• What to produce: Please rewrite the records below, replacing each "terminal-line" with "console-line" and leaving everything else unchanged.

Layout region records
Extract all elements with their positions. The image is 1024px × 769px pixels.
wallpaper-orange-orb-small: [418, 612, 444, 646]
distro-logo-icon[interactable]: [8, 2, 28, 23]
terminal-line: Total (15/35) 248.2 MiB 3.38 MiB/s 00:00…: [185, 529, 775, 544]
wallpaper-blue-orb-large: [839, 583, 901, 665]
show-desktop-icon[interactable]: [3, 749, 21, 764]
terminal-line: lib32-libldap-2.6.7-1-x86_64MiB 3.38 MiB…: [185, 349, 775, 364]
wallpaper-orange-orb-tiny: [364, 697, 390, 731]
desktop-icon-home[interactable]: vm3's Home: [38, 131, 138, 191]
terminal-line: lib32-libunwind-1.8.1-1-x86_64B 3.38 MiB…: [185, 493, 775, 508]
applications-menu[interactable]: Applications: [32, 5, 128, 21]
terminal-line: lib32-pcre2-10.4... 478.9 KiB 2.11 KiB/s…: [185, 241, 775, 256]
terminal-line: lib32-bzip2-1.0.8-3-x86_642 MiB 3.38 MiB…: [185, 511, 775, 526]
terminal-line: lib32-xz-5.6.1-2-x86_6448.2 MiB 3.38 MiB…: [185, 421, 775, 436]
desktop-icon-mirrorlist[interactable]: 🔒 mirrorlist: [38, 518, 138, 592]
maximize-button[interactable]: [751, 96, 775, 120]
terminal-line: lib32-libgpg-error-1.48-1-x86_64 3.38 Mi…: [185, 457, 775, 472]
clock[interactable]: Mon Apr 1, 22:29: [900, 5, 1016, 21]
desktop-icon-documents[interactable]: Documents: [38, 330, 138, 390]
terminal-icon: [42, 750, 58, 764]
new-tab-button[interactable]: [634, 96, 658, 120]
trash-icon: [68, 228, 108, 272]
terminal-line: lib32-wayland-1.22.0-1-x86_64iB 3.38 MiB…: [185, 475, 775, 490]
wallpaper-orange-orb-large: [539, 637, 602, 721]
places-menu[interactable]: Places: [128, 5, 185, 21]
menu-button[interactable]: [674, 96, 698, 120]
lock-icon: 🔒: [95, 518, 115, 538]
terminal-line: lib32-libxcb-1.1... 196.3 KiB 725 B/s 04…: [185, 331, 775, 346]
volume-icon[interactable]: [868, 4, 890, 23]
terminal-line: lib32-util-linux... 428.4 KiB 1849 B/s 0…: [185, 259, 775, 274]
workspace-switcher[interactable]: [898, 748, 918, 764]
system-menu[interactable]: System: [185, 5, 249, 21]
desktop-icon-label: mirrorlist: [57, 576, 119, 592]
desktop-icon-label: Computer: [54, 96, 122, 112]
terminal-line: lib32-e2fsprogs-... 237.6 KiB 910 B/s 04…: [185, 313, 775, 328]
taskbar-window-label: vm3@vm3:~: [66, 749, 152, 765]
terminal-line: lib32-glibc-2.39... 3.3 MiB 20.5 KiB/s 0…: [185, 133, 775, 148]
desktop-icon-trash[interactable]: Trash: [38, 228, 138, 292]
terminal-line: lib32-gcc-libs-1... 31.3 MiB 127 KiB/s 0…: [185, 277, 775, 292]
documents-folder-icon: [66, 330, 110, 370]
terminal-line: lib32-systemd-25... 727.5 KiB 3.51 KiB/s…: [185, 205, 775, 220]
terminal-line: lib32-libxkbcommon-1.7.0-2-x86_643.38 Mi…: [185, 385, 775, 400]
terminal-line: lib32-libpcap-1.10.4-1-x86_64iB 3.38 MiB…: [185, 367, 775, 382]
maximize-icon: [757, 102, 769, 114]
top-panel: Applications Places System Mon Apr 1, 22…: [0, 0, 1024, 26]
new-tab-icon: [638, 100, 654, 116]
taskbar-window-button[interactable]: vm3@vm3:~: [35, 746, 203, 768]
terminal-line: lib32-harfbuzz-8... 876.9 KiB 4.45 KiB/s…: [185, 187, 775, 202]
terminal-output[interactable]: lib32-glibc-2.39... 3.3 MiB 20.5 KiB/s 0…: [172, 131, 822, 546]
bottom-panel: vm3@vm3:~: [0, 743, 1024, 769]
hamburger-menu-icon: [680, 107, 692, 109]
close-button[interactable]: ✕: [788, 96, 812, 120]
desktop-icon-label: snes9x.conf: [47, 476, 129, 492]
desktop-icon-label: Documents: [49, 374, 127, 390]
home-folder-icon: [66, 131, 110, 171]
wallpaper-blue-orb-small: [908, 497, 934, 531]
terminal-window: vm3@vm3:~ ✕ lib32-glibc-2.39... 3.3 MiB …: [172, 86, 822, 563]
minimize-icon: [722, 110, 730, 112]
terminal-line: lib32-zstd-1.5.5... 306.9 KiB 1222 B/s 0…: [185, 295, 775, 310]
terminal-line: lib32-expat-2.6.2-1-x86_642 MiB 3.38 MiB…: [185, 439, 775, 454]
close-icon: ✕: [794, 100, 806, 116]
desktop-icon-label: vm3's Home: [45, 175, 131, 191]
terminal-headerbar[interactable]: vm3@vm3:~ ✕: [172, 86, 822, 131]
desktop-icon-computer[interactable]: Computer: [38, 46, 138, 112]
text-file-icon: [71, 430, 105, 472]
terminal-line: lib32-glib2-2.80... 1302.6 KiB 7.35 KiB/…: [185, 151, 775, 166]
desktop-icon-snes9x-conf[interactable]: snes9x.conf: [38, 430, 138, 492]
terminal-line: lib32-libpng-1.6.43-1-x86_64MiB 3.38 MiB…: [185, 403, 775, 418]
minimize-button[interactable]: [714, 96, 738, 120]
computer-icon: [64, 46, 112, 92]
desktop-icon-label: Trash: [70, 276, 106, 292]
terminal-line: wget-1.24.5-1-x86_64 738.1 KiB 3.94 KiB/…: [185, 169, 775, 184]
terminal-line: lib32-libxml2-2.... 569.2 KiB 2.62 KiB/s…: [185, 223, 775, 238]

• Exercise response:
Extract all elements with their positions. The image is 1024px × 769px pixels.
wallpaper-orange-orb-small: [418, 612, 444, 646]
distro-logo-icon[interactable]: [8, 2, 28, 23]
console-line: Total (15/35) 248.2 MiB 3.38 MiB/s 00:00…: [185, 529, 775, 544]
wallpaper-blue-orb-large: [839, 583, 901, 665]
show-desktop-icon[interactable]: [3, 749, 21, 764]
console-line: lib32-libldap-2.6.7-1-x86_64MiB 3.38 MiB…: [185, 349, 775, 364]
wallpaper-orange-orb-tiny: [364, 697, 390, 731]
desktop-icon-home[interactable]: vm3's Home: [38, 131, 138, 191]
console-line: lib32-libunwind-1.8.1-1-x86_64B 3.38 MiB…: [185, 493, 775, 508]
applications-menu[interactable]: Applications: [32, 5, 128, 21]
console-line: lib32-pcre2-10.4... 478.9 KiB 2.11 KiB/s…: [185, 241, 775, 256]
console-line: lib32-bzip2-1.0.8-3-x86_642 MiB 3.38 MiB…: [185, 511, 775, 526]
console-line: lib32-xz-5.6.1-2-x86_6448.2 MiB 3.38 MiB…: [185, 421, 775, 436]
desktop-icon-mirrorlist[interactable]: 🔒 mirrorlist: [38, 518, 138, 592]
maximize-button[interactable]: [751, 96, 775, 120]
console-line: lib32-libgpg-error-1.48-1-x86_64 3.38 Mi…: [185, 457, 775, 472]
clock[interactable]: Mon Apr 1, 22:29: [900, 5, 1016, 21]
desktop-icon-documents[interactable]: Documents: [38, 330, 138, 390]
terminal-icon: [42, 750, 58, 764]
new-tab-button[interactable]: [634, 96, 658, 120]
trash-icon: [68, 228, 108, 272]
console-line: lib32-wayland-1.22.0-1-x86_64iB 3.38 MiB…: [185, 475, 775, 490]
wallpaper-orange-orb-large: [539, 637, 602, 721]
places-menu[interactable]: Places: [128, 5, 185, 21]
menu-button[interactable]: [674, 96, 698, 120]
lock-icon: 🔒: [95, 518, 115, 538]
console-line: lib32-libxcb-1.1... 196.3 KiB 725 B/s 04…: [185, 331, 775, 346]
volume-icon[interactable]: [868, 4, 890, 23]
console-line: lib32-util-linux... 428.4 KiB 1849 B/s 0…: [185, 259, 775, 274]
workspace-switcher[interactable]: [898, 748, 918, 764]
system-menu[interactable]: System: [185, 5, 249, 21]
desktop-icon-label: mirrorlist: [57, 576, 119, 592]
desktop-icon-label: Computer: [54, 96, 122, 112]
console-line: lib32-e2fsprogs-... 237.6 KiB 910 B/s 04…: [185, 313, 775, 328]
taskbar-window-label: vm3@vm3:~: [66, 749, 152, 765]
console-line: lib32-glibc-2.39... 3.3 MiB 20.5 KiB/s 0…: [185, 133, 775, 148]
desktop-icon-trash[interactable]: Trash: [38, 228, 138, 292]
console-line: lib32-gcc-libs-1... 31.3 MiB 127 KiB/s 0…: [185, 277, 775, 292]
documents-folder-icon: [66, 330, 110, 370]
console-line: lib32-systemd-25... 727.5 KiB 3.51 KiB/s…: [185, 205, 775, 220]
console-line: lib32-libxkbcommon-1.7.0-2-x86_643.38 Mi…: [185, 385, 775, 400]
console-line: lib32-libpcap-1.10.4-1-x86_64iB 3.38 MiB…: [185, 367, 775, 382]
maximize-icon: [757, 102, 769, 114]
top-panel: Applications Places System Mon Apr 1, 22…: [0, 0, 1024, 26]
new-tab-icon: [638, 100, 654, 116]
taskbar-window-button[interactable]: vm3@vm3:~: [35, 746, 203, 768]
console-line: lib32-harfbuzz-8... 876.9 KiB 4.45 KiB/s…: [185, 187, 775, 202]
terminal-output[interactable]: lib32-glibc-2.39... 3.3 MiB 20.5 KiB/s 0…: [172, 131, 822, 546]
bottom-panel: vm3@vm3:~: [0, 743, 1024, 769]
hamburger-menu-icon: [680, 107, 692, 109]
close-button[interactable]: ✕: [788, 96, 812, 120]
desktop-icon-label: snes9x.conf: [47, 476, 129, 492]
desktop-icon-label: Documents: [49, 374, 127, 390]
home-folder-icon: [66, 131, 110, 171]
wallpaper-blue-orb-small: [908, 497, 934, 531]
terminal-window: vm3@vm3:~ ✕ lib32-glibc-2.39... 3.3 MiB …: [172, 86, 822, 563]
minimize-icon: [722, 110, 730, 112]
console-line: lib32-zstd-1.5.5... 306.9 KiB 1222 B/s 0…: [185, 295, 775, 310]
console-line: lib32-expat-2.6.2-1-x86_642 MiB 3.38 MiB…: [185, 439, 775, 454]
close-icon: ✕: [794, 100, 806, 116]
desktop-icon-label: vm3's Home: [45, 175, 131, 191]
terminal-headerbar[interactable]: vm3@vm3:~ ✕: [172, 86, 822, 131]
desktop-icon-computer[interactable]: Computer: [38, 46, 138, 112]
text-file-icon: [71, 430, 105, 472]
console-line: lib32-glib2-2.80... 1302.6 KiB 7.35 KiB/…: [185, 151, 775, 166]
desktop-icon-snes9x-conf[interactable]: snes9x.conf: [38, 430, 138, 492]
console-line: lib32-libpng-1.6.43-1-x86_64MiB 3.38 MiB…: [185, 403, 775, 418]
minimize-button[interactable]: [714, 96, 738, 120]
computer-icon: [64, 46, 112, 92]
desktop-icon-label: Trash: [70, 276, 106, 292]
console-line: wget-1.24.5-1-x86_64 738.1 KiB 3.94 KiB/…: [185, 169, 775, 184]
console-line: lib32-libxml2-2.... 569.2 KiB 2.62 KiB/s…: [185, 223, 775, 238]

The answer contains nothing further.